Figure dataset records
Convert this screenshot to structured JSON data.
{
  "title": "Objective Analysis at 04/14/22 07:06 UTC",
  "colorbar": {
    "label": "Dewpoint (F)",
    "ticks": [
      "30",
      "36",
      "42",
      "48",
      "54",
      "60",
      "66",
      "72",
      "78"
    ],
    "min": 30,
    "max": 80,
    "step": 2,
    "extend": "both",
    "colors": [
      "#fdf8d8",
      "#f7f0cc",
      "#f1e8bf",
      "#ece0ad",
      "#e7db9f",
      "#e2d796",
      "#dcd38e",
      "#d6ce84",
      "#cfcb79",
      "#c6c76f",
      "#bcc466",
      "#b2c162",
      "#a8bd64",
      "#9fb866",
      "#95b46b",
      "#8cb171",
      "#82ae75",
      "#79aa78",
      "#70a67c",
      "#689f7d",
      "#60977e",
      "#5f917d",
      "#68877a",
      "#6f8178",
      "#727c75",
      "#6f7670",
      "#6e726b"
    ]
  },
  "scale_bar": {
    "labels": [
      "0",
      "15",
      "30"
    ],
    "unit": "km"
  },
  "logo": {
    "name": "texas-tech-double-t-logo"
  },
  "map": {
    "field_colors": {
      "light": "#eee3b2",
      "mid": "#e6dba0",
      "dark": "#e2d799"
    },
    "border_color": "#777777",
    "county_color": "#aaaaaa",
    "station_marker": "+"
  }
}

## [What you will do]
Extract the complete listing above, reproducing each line exactly.

## [Result of this exercise]
Convert this screenshot to structured JSON data.
{
  "title": "Objective Analysis at 04/14/22 07:06 UTC",
  "colorbar": {
    "label": "Dewpoint (F)",
    "ticks": [
      "30",
      "36",
      "42",
      "48",
      "54",
      "60",
      "66",
      "72",
      "78"
    ],
    "min": 30,
    "max": 80,
    "step": 2,
    "extend": "both",
    "colors": [
      "#fdf8d8",
      "#f7f0cc",
      "#f1e8bf",
      "#ece0ad",
      "#e7db9f",
      "#e2d796",
      "#dcd38e",
      "#d6ce84",
      "#cfcb79",
      "#c6c76f",
      "#bcc466",
      "#b2c162",
      "#a8bd64",
      "#9fb866",
      "#95b46b",
      "#8cb171",
      "#82ae75",
      "#79aa78",
      "#70a67c",
      "#689f7d",
      "#60977e",
      "#5f917d",
      "#68877a",
      "#6f8178",
      "#727c75",
      "#6f7670",
      "#6e726b"
    ]
  },
  "scale_bar": {
    "labels": [
      "0",
      "15",
      "30"
    ],
    "unit": "km"
  },
  "logo": {
    "name": "texas-tech-double-t-logo"
  },
  "map": {
    "field_colors": {
      "light": "#eee3b2",
      "mid": "#e6dba0",
      "dark": "#e2d799"
    },
    "border_color": "#777777",
    "county_color": "#aaaaaa",
    "station_marker": "+"
  }
}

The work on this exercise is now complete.